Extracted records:
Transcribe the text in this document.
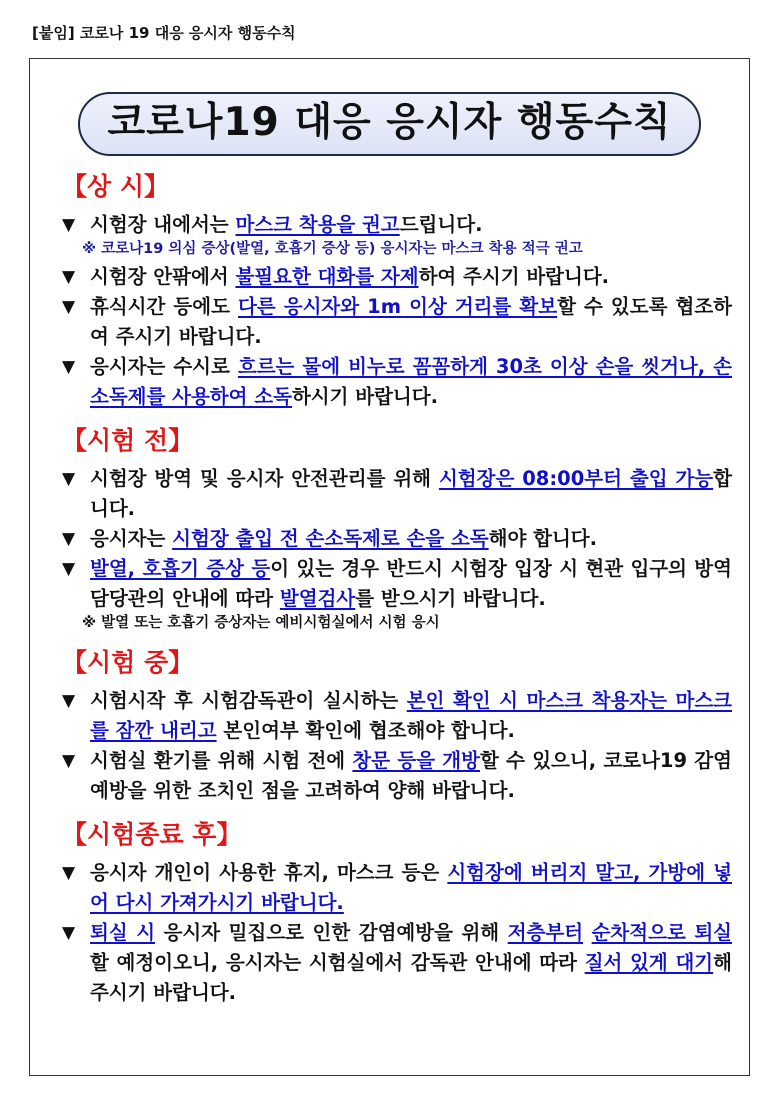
[붙임] 코로나 19 대응 응시자 행동수칙
코로나19 대응 응시자 행동수칙
【상 시】
▼ 시험장 내에서는 마스크 착용을 권고드립니다.
※ 코로나19 의심 증상(발열, 호흡기 증상 등) 응시자는 마스크 착용 적극 권고
▼ 시험장 안팎에서 불필요한 대화를 자제하여 주시기 바랍니다.
▼ 휴식시간 등에도 다른 응시자와 1m 이상 거리를 확보할 수 있도록 협조하여 주시기 바랍니다.
▼ 응시자는 수시로 흐르는 물에 비누로 꼼꼼하게 30초 이상 손을 씻거나, 손소독제를 사용하여 소독하시기 바랍니다.
【시험 전】
▼ 시험장 방역 및 응시자 안전관리를 위해 시험장은 08:00부터 출입 가능합니다.
▼ 응시자는 시험장 출입 전 손소독제로 손을 소독해야 합니다.
▼ 발열, 호흡기 증상 등이 있는 경우 반드시 시험장 입장 시 현관 입구의 방역담당관의 안내에 따라 발열검사를 받으시기 바랍니다.
※ 발열 또는 호흡기 증상자는 예비시험실에서 시험 응시
【시험 중】
▼ 시험시작 후 시험감독관이 실시하는 본인 확인 시 마스크 착용자는 마스크를 잠깐 내리고 본인여부 확인에 협조해야 합니다.
▼ 시험실 환기를 위해 시험 전에 창문 등을 개방할 수 있으니, 코로나19 감염 예방을 위한 조치인 점을 고려하여 양해 바랍니다.
【시험종료 후】
▼ 응시자 개인이 사용한 휴지, 마스크 등은 시험장에 버리지 말고, 가방에 넣어 다시 가져가시기 바랍니다.
▼ 퇴실 시 응시자 밀집으로 인한 감염예방을 위해 저층부터 순차적으로 퇴실할 예정이오니, 응시자는 시험실에서 감독관 안내에 따라 질서 있게 대기해 주시기 바랍니다.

*EXERCISE DIRECTIONS*. Make a copy of each line that contains the string "응시자는".

*EXERCISE ANSWER*.
※ 코로나19 의심 증상(발열, 호흡기 증상 등) 응시자는 마스크 착용 적극 권고
▼ 응시자는 수시로 흐르는 물에 비누로 꼼꼼하게 30초 이상 손을 씻거나, 손소독제를 사용하여 소독하시기 바랍니다.
▼ 응시자는 시험장 출입 전 손소독제로 손을 소독해야 합니다.
▼ 퇴실 시 응시자 밀집으로 인한 감염예방을 위해 저층부터 순차적으로 퇴실할 예정이오니, 응시자는 시험실에서 감독관 안내에 따라 질서 있게 대기해 주시기 바랍니다.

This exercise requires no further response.